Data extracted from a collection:
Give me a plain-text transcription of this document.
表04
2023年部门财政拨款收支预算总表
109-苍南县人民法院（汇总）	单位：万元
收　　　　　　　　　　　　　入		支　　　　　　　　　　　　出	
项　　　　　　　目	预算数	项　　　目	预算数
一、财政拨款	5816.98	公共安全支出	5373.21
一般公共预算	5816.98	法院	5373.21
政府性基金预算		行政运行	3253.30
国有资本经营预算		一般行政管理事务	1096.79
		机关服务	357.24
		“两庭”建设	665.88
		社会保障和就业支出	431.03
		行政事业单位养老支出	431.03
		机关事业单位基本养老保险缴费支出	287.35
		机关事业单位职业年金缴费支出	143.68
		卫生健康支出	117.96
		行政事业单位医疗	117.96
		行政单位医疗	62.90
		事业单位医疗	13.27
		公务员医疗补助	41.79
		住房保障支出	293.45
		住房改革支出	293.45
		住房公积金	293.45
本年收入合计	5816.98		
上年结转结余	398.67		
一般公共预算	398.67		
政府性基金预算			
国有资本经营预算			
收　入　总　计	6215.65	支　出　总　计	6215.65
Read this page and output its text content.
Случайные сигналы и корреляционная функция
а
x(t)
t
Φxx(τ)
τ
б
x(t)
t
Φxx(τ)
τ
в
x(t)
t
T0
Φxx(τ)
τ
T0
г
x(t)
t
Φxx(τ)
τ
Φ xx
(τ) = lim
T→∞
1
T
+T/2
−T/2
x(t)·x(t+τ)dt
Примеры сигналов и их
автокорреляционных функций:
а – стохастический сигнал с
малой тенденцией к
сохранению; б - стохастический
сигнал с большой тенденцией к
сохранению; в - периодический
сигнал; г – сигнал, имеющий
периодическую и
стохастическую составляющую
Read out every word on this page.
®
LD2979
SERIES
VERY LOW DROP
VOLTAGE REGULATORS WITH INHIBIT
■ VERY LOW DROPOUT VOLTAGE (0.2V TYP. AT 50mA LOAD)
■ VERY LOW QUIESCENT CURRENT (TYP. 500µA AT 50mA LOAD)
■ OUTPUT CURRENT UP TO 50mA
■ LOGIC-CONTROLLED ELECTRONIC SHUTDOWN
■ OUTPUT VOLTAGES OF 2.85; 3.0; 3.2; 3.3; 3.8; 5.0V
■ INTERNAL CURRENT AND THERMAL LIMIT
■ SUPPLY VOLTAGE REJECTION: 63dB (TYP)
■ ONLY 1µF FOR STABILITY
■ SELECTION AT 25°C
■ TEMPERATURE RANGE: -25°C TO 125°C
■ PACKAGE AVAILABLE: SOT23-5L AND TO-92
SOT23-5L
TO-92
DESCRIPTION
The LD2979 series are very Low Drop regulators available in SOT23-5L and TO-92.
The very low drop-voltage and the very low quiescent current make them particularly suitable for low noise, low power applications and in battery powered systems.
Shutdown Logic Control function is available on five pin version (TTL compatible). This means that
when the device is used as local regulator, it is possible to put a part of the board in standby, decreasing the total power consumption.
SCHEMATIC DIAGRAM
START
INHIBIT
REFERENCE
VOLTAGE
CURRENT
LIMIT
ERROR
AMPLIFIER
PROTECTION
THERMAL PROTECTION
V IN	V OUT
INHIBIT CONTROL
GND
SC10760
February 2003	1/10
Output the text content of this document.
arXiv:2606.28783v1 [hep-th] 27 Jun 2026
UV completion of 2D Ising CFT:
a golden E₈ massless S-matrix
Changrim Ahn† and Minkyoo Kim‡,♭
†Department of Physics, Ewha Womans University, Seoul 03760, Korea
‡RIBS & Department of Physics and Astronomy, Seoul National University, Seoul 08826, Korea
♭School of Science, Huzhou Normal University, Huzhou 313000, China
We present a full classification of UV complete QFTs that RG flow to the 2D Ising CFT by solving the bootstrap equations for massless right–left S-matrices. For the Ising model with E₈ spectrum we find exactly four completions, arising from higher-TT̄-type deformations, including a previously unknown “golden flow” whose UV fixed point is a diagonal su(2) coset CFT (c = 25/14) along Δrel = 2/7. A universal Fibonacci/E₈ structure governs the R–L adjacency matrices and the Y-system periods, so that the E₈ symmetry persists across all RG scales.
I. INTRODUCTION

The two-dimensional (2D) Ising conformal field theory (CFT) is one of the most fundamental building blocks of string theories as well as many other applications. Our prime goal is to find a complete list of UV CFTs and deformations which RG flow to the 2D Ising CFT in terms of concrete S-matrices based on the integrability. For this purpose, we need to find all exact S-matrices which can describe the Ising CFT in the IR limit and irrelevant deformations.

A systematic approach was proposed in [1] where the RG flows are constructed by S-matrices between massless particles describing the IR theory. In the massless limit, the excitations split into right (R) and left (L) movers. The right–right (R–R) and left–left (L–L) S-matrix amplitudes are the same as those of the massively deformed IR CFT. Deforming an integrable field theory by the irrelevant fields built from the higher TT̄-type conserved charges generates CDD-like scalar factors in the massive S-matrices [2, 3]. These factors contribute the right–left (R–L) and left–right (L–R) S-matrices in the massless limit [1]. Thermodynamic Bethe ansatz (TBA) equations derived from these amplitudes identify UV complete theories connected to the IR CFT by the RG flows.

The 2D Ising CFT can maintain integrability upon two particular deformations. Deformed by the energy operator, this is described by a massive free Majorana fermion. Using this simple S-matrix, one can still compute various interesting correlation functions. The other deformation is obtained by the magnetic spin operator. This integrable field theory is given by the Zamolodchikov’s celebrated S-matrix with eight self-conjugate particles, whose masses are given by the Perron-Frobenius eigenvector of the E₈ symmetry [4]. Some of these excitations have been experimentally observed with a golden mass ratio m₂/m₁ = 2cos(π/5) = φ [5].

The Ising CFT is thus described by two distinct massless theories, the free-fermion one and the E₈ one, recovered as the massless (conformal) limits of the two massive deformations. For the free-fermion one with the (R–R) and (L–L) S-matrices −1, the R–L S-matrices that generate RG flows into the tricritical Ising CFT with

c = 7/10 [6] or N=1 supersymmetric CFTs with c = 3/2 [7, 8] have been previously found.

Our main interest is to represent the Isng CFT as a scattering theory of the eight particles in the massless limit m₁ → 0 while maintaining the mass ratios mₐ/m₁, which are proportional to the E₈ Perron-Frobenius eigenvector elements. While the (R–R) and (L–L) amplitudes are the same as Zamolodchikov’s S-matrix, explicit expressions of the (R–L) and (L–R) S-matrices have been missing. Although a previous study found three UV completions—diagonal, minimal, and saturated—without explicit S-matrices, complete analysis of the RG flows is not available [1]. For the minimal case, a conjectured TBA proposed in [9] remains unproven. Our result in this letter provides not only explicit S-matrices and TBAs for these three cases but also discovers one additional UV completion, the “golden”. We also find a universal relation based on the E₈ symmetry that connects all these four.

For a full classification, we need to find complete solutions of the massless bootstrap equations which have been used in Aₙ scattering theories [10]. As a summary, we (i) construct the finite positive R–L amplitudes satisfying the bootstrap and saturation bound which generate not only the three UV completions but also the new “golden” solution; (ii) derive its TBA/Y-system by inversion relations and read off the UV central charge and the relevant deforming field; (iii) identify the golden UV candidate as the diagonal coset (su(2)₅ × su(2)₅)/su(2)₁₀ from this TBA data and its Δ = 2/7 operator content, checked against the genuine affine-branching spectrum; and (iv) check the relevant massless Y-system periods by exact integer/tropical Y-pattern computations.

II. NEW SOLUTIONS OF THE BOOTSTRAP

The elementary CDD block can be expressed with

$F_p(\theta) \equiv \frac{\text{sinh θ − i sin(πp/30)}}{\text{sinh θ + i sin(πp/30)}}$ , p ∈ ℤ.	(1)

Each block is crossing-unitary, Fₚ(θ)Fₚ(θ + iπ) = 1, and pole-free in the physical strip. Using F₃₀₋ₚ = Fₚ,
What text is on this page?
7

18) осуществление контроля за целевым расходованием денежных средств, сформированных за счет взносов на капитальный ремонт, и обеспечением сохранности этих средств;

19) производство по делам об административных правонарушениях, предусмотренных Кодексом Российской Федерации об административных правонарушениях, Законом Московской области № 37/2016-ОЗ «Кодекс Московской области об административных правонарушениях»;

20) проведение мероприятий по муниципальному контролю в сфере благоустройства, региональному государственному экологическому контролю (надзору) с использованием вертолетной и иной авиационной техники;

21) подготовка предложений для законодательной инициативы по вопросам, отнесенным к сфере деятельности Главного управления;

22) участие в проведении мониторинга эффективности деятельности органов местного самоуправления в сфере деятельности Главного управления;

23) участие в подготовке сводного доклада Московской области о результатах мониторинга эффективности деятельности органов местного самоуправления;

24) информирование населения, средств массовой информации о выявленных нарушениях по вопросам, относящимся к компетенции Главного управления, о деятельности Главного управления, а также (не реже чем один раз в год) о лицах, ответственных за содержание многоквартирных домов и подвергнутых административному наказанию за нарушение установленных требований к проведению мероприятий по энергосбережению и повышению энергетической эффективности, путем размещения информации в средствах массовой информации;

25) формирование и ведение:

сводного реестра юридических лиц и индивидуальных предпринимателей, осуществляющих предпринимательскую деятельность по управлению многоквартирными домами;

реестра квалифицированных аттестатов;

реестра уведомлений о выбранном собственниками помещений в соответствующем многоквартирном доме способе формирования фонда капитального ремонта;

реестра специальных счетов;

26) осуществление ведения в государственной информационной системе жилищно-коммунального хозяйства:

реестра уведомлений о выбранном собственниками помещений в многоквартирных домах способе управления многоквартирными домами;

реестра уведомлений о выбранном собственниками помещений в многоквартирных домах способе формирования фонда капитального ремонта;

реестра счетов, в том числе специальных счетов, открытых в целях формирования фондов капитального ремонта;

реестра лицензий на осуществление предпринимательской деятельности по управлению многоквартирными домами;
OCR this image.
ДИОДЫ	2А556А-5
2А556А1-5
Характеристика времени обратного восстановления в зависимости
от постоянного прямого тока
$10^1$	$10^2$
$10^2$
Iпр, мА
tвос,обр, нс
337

WORK TO BE COMPLETED:
Copy all lines above containing the string "other".

TASK SOLUTION:
The two-dimensional (2D) Ising conformal field theory (CFT) is one of the most fundamental building blocks of string theories as well as many other applications. Our prime goal is to find a complete list of UV CFTs and deformations which RG flow to the 2D Ising CFT in terms of concrete S-matrices based on the integrability. For this purpose, we need to find all exact S-matrices which can describe the Ising CFT in the IR limit and irrelevant deformations.
The 2D Ising CFT can maintain integrability upon two particular deformations. Deformed by the energy operator, this is described by a massive free Majorana fermion. Using this simple S-matrix, one can still compute various interesting correlation functions. The other deformation is obtained by the magnetic spin operator. This integrable field theory is given by the Zamolodchikov’s celebrated S-matrix with eight self-conjugate particles, whose masses are given by the Perron-Frobenius eigenvector of the E₈ symmetry [4]. Some of these excitations have been experimentally observed with a golden mass ratio m₂/m₁ = 2cos(π/5) = φ [5].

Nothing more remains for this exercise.